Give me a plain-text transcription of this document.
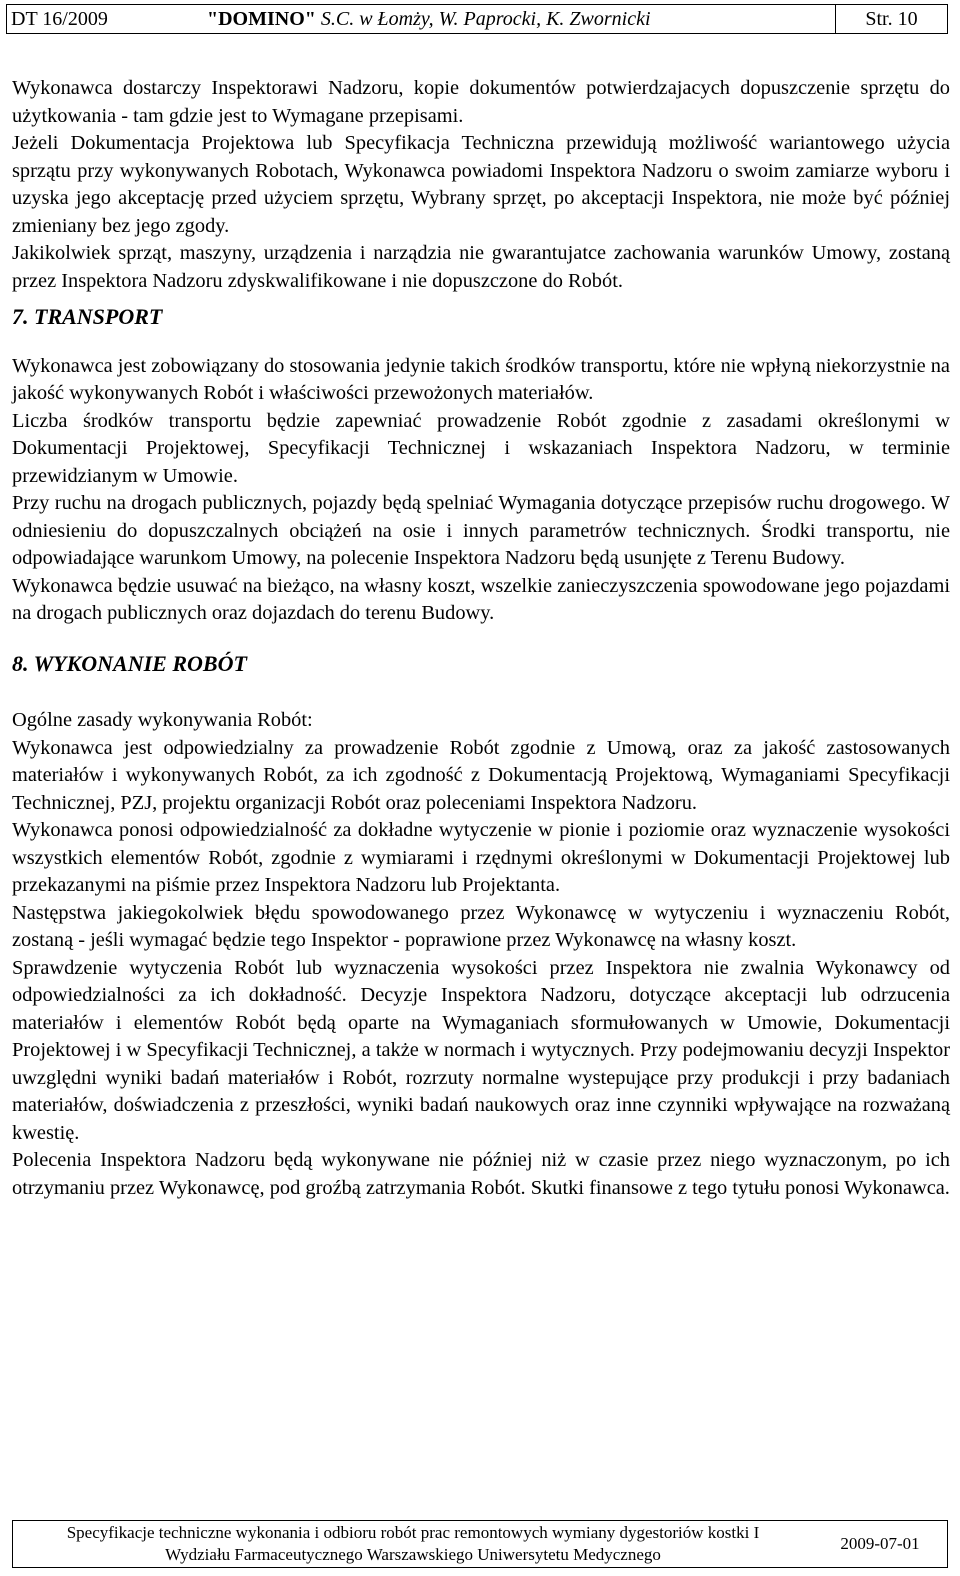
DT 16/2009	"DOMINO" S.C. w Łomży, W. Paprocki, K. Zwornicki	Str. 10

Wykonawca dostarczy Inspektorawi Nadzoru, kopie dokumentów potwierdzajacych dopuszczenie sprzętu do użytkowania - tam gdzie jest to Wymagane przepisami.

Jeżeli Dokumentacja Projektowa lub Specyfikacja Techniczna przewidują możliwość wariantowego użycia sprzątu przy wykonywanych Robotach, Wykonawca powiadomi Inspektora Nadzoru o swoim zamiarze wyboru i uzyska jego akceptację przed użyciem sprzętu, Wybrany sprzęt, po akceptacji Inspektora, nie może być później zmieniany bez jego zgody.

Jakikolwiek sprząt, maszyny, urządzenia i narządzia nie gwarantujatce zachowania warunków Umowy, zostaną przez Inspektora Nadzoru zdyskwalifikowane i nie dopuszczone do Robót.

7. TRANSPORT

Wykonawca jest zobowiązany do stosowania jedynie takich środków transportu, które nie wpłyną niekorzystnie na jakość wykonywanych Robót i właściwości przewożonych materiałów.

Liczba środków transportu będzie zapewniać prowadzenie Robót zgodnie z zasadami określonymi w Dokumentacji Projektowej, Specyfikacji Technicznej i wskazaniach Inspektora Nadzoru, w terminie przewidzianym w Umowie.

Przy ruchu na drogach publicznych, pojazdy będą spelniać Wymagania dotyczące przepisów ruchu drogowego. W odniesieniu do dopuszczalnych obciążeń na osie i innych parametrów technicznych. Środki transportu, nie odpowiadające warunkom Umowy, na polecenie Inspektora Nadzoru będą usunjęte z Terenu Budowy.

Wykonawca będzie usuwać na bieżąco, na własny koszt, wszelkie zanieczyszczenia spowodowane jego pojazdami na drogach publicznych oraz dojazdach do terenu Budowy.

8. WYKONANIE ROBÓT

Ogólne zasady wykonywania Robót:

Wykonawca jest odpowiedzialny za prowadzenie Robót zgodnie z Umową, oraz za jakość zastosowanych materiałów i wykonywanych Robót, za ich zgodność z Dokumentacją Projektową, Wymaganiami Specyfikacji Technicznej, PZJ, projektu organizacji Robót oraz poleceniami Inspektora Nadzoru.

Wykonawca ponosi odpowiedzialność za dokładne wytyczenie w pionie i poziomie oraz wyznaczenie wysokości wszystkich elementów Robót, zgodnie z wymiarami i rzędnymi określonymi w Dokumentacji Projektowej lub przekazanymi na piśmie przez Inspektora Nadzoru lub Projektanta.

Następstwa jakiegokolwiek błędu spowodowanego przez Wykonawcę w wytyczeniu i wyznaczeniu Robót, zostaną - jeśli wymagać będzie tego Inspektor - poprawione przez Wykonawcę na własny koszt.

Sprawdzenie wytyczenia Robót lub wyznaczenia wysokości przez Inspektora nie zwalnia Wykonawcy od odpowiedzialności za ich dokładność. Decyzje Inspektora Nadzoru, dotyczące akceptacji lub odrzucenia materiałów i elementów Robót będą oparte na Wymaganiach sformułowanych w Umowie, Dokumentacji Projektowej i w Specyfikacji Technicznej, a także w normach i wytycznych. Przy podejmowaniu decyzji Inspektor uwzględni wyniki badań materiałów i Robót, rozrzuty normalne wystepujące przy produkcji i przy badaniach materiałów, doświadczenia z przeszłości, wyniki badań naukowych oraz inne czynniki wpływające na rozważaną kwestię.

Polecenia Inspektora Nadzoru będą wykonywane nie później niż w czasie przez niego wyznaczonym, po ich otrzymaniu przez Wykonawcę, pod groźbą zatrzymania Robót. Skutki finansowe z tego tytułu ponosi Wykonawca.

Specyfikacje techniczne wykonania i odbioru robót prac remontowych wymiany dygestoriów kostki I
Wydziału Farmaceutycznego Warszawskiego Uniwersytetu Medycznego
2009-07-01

■ ■ ■ ■ ■ ■ ■

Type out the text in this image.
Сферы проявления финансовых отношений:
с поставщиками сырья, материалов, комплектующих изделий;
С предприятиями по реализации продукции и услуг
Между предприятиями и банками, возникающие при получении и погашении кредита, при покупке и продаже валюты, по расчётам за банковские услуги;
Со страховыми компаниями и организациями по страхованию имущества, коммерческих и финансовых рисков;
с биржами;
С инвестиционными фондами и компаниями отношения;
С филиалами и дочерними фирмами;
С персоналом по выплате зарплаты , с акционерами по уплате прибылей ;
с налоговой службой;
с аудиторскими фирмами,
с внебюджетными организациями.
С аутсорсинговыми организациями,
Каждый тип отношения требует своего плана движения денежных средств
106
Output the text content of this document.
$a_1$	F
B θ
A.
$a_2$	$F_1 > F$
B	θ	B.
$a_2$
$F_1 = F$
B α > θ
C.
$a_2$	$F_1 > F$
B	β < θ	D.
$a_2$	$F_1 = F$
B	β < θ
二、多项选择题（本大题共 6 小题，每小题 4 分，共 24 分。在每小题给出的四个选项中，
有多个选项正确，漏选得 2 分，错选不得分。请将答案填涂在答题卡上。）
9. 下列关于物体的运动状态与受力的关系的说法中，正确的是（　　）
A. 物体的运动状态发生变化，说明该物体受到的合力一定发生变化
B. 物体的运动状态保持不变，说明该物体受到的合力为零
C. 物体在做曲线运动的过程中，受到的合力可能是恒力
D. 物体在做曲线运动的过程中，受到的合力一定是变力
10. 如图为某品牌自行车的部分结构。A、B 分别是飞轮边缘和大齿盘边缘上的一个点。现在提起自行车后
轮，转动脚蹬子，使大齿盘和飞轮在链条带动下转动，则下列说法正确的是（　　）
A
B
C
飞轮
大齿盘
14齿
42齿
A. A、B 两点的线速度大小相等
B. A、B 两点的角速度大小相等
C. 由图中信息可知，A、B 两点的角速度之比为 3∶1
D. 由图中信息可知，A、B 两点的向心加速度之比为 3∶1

■ ■ ■ ■ ■ ■ ■

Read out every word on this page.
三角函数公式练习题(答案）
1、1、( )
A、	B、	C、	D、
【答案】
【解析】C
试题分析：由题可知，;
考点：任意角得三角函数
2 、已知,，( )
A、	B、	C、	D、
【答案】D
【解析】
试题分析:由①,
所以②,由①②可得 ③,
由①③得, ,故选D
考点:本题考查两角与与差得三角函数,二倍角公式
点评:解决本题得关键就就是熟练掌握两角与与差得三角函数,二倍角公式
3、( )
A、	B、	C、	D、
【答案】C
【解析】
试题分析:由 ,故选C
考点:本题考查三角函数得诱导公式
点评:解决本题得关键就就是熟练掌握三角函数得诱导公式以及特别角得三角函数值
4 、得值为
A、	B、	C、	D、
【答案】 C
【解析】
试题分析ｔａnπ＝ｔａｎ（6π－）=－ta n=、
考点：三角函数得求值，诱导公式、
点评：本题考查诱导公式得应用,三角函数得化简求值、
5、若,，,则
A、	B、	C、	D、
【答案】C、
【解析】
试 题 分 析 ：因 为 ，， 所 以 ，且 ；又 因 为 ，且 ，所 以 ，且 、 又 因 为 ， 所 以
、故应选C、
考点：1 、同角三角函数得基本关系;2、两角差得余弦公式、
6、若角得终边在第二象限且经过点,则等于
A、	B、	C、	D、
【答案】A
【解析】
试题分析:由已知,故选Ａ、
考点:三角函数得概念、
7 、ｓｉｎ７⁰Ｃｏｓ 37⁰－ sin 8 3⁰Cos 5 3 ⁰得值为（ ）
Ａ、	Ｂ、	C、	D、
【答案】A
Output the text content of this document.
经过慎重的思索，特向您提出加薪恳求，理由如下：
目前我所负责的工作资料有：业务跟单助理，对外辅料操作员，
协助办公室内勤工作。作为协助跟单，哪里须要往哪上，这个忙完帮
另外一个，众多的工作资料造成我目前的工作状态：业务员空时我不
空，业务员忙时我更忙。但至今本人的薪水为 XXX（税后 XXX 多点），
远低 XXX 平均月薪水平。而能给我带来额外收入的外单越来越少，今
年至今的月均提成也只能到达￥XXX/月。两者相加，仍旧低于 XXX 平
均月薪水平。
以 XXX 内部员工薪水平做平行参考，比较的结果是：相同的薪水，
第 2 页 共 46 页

■ ■ ■ ■ ■ ■ ■

Requirements:
Only the number is wanted: how many lines of the material above include the word "jego"?

Complete output:
2